◆ **ENUNCIADO DA TAREFA**:
Responda às perguntas abaixo com base no excerto sobre os sobreviventes do massacre.
1. Porque foi morto o marido de Doquiria Gucinho?
2. Em que aldeia estava Vinte Gandar?
3. Em que ano foi inaugurado o memorial?

◆ **EXCERTO DO TEXTO**:
Passado meio século, o testemunho direto das vítimas já só pode ser dado por poucas pessoas. A Lusa foi ouvi-las.

Uma delas é Doquiria Gucinho que ainda tem esses dias marcados no corpo através de uma cicatriz na perna direita. Fala numa “banhada de sangue” que começou quando estava sentada no pátio de sua casa e a aldeia foi cercada por cinco helicópteros e dois jatos de guerra. Fugiram para dentro de casa mas as tropas “iam matando as pessoas” ao mesmo tempo que ateavam fogo às palhotas. Depois, juntaram os sobreviventes e interrogaram-nos. O seu marido foi morto à sua frente por ter uma esferográfica no bolso da camisa, o que achavam que indiciaria que seria um dos chefes. Outros homens foram sendo executados em fila e “atiraram uma granada" para a zona onde estavam as mulheres. Foi aí que ficou ferida.

Vinte Gandar é outros dos sobreviventes. Estava na aldeia Jemusse, perto de Wiriamu, onde também militares entraram, descendo dos helicópteros através de cordas, e também procedendo a interrogatórios: “começaram a bater nas pessoas, levavam as mulheres, violavam-nas perante as outras”, houve quem fosse preso dentro de casa tendo esta sido queimada, houve quem fosse baleado quando tentou fugir.

Gandar foi apanhado com mais três jovens: “os três foram mortos e eu a ver”. A sua vez só não chegou porque no momento em que ia a ser executado chegou o comandante. Aproveitou uma distração e fugiu: “comecei a correr. Aqueles três soldados disparavam contra mim. Eu só via poeira à minha frente poeira. Nas orelhas, ouvia as balas. Quando caí, pensei que tinha sido atingido. Mas levantei-me, respirei e não senti nenhuma sensação de perder ar. Então tentei fugir ainda mais. Eles diziam, ‘olha, escapou o gajo’”. Mas muitos outros não escaparam porque a ordem que o comandante trouxera era para que fossem mortos os homens e reunidas as mulheres.

Em Wiriiamu o massacre não está apenas marcado em poucos corpos e muitas memórias. Faz também parte da paisagem da aldeia através de um memorial que foi reabilitado e inaugurado em 2017 no local onde foram descobertas três valas comuns. Ao seu lado, Jorge Wiriyamu, neto do régulo que deu nome à aldeia, conta que o avô, seis dos seus filhos e a sua terceira esposa foram mortos pelas tropas portuguesas em 1973 num ataque a uma base da Frelimo.

◆ **INFORMAÇÃO APRESENTADA**:
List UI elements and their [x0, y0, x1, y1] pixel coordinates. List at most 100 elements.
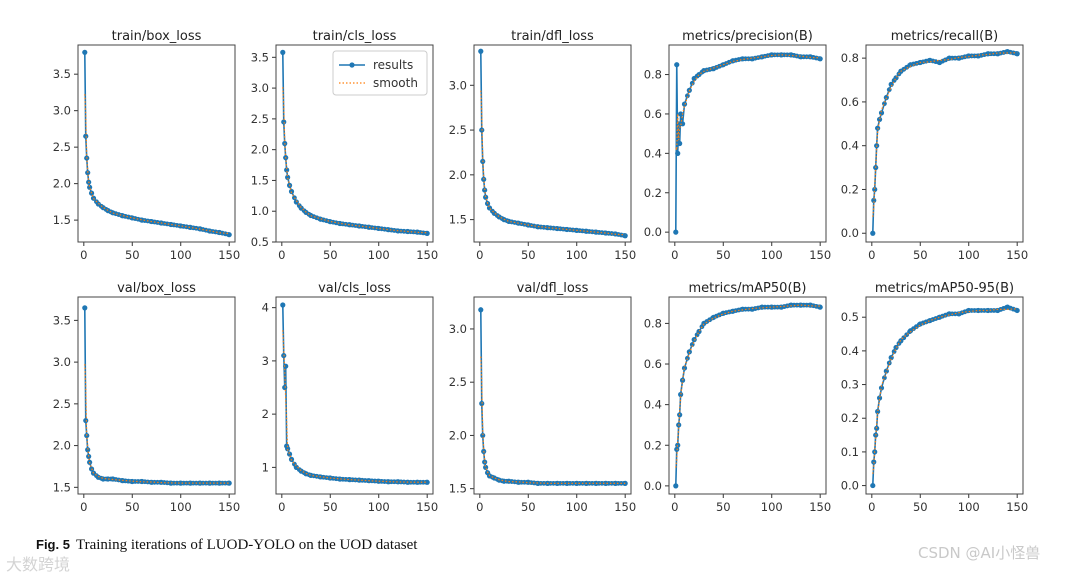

◆ **RESOLUÇÃO DA TAREFA**:
1. Foi morto por ter uma esferográfica no bolso da camisa, o que as tropas achavam que indiciaria que seria um dos chefes.
2. Estava na aldeia Jemusse, perto de Wiriamu.
3. Em 2017.